* **Source material**
=====

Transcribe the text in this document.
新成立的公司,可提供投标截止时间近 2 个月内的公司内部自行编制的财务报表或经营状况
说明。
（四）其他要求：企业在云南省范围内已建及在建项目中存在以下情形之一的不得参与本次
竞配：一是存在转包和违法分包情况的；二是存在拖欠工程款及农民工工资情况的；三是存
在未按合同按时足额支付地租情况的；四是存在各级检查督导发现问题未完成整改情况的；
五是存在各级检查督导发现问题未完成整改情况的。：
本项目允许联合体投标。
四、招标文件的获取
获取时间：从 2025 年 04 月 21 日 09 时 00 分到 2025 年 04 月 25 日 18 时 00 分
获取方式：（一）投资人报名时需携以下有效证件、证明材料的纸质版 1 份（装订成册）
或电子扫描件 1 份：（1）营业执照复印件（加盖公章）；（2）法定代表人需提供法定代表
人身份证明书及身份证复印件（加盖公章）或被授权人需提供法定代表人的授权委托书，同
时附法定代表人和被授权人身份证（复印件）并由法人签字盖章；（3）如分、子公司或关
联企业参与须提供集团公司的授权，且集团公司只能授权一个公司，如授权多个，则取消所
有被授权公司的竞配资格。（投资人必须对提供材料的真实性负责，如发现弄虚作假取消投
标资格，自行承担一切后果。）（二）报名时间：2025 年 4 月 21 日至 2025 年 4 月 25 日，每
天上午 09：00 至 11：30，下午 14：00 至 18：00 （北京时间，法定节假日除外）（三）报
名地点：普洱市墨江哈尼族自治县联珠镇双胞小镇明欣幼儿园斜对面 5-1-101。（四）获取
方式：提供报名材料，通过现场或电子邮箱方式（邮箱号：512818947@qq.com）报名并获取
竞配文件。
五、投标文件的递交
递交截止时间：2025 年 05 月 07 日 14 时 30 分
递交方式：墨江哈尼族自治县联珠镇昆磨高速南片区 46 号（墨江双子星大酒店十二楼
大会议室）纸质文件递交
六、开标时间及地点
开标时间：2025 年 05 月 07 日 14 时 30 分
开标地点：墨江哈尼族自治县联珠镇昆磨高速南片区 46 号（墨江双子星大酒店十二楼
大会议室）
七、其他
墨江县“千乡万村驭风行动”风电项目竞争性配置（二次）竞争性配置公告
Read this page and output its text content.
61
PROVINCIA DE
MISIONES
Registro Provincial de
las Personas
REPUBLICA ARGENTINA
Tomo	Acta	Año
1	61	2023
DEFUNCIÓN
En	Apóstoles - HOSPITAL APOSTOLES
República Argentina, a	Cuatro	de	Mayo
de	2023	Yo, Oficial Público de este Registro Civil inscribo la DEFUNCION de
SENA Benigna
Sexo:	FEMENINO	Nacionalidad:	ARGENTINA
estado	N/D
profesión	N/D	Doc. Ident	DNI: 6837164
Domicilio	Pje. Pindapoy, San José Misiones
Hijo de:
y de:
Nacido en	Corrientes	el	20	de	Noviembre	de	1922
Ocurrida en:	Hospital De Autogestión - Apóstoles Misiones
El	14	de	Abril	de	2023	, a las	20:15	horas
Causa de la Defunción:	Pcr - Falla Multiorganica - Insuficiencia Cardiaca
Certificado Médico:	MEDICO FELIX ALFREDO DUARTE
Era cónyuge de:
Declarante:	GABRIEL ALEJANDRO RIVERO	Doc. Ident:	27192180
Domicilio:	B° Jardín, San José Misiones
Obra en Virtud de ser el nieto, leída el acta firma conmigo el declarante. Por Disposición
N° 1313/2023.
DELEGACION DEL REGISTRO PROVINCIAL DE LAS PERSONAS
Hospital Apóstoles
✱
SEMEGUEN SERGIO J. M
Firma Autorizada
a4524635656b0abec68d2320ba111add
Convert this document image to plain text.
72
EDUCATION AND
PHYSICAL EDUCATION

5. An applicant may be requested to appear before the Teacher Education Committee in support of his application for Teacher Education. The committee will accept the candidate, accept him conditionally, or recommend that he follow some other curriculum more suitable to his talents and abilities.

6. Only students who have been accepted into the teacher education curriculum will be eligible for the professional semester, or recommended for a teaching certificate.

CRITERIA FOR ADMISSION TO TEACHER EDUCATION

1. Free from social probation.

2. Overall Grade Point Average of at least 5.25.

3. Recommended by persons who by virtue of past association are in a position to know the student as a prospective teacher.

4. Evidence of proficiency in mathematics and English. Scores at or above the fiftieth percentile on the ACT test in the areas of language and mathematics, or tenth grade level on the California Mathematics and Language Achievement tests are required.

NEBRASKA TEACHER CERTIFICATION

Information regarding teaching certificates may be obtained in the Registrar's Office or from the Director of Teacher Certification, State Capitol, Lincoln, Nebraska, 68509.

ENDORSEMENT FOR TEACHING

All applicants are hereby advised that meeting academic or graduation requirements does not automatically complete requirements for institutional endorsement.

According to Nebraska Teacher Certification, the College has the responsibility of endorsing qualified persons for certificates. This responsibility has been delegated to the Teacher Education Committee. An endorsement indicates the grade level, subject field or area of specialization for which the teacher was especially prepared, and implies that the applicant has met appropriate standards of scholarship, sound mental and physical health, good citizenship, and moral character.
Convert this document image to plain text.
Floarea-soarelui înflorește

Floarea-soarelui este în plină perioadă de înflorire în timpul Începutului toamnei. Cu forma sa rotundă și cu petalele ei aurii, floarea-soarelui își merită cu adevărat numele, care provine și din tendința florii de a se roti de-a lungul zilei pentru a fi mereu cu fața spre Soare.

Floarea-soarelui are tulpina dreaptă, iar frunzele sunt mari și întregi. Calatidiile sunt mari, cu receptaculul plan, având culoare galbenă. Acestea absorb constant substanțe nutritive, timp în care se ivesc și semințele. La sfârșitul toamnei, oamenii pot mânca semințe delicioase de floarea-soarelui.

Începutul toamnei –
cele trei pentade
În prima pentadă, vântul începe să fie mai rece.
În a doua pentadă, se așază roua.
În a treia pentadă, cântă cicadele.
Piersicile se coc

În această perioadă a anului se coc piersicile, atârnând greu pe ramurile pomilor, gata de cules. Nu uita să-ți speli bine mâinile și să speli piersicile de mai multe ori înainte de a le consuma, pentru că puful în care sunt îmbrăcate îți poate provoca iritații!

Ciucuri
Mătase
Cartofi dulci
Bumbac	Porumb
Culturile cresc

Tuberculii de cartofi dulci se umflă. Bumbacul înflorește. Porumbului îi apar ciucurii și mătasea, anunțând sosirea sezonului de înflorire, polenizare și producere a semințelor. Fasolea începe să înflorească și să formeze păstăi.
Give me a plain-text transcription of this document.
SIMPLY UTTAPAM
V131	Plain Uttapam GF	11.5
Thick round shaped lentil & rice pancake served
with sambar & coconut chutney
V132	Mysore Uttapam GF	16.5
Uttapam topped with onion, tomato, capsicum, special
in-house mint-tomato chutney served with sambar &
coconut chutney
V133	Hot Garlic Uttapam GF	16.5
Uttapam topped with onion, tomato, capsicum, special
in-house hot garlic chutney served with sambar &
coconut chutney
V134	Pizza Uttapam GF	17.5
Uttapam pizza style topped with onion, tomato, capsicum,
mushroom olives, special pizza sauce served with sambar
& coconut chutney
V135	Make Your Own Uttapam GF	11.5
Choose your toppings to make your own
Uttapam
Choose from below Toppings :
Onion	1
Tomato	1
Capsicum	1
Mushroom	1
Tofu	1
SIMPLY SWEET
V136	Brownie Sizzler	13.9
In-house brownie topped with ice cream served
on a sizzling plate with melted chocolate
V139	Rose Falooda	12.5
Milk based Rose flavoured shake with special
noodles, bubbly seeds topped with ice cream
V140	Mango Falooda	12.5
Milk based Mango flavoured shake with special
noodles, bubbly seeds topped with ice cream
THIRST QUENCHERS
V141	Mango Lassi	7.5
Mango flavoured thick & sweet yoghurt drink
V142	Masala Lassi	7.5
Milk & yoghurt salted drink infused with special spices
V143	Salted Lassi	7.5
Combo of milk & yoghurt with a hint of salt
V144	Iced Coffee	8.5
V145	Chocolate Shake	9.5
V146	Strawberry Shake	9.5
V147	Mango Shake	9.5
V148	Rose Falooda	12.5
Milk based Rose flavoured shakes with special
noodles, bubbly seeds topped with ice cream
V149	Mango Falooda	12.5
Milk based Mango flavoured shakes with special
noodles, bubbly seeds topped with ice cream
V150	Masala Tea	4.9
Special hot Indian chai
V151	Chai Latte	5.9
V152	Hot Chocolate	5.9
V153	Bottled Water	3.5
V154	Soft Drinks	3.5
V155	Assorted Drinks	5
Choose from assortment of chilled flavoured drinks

=====

Go through the listing above line by line and say how many lines hold the word "house". Reply with that number only.

3